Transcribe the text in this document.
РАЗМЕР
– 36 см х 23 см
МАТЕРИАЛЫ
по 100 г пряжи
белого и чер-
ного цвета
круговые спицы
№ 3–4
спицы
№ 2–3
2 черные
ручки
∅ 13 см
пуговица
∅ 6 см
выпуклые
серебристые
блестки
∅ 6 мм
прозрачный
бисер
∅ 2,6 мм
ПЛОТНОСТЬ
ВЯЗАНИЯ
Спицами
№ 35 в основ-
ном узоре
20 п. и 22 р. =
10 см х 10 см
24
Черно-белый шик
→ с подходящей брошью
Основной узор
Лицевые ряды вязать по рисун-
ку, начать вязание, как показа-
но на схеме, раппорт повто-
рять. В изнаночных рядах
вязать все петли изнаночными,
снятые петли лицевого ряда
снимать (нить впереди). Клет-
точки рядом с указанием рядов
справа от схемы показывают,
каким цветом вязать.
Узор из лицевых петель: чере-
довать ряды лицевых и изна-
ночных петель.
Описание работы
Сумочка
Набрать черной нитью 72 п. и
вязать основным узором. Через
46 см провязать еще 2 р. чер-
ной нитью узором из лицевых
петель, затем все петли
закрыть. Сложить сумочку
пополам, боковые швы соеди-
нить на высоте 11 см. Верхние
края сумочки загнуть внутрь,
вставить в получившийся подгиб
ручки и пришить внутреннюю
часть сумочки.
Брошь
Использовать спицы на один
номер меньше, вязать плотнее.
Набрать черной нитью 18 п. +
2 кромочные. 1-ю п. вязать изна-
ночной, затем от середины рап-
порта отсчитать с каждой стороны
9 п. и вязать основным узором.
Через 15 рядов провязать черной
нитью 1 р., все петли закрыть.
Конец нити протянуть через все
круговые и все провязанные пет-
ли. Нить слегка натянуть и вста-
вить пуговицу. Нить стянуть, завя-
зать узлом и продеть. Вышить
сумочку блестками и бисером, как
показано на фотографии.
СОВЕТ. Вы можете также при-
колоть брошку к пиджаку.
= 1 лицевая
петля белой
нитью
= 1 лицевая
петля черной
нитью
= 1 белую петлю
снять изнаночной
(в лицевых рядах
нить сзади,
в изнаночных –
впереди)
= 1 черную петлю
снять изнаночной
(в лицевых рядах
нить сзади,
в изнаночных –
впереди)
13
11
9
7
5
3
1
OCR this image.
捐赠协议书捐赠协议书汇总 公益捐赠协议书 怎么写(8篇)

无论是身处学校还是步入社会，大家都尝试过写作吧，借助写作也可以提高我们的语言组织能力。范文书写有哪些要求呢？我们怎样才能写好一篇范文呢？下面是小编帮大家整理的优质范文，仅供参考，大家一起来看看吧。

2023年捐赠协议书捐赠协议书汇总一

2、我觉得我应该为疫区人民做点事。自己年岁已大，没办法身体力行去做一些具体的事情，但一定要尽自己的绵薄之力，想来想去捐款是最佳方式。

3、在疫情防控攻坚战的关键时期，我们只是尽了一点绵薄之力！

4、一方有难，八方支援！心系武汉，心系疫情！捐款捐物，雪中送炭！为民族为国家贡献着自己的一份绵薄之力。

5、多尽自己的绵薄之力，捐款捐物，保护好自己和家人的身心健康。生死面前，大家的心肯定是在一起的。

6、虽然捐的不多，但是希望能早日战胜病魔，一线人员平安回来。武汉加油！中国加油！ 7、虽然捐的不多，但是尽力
-- -- --
- **Aim of the exercise**: Determine the number of lines in the listing that hold the word "this", and supply that number and nothing further.

- **Full response**: 2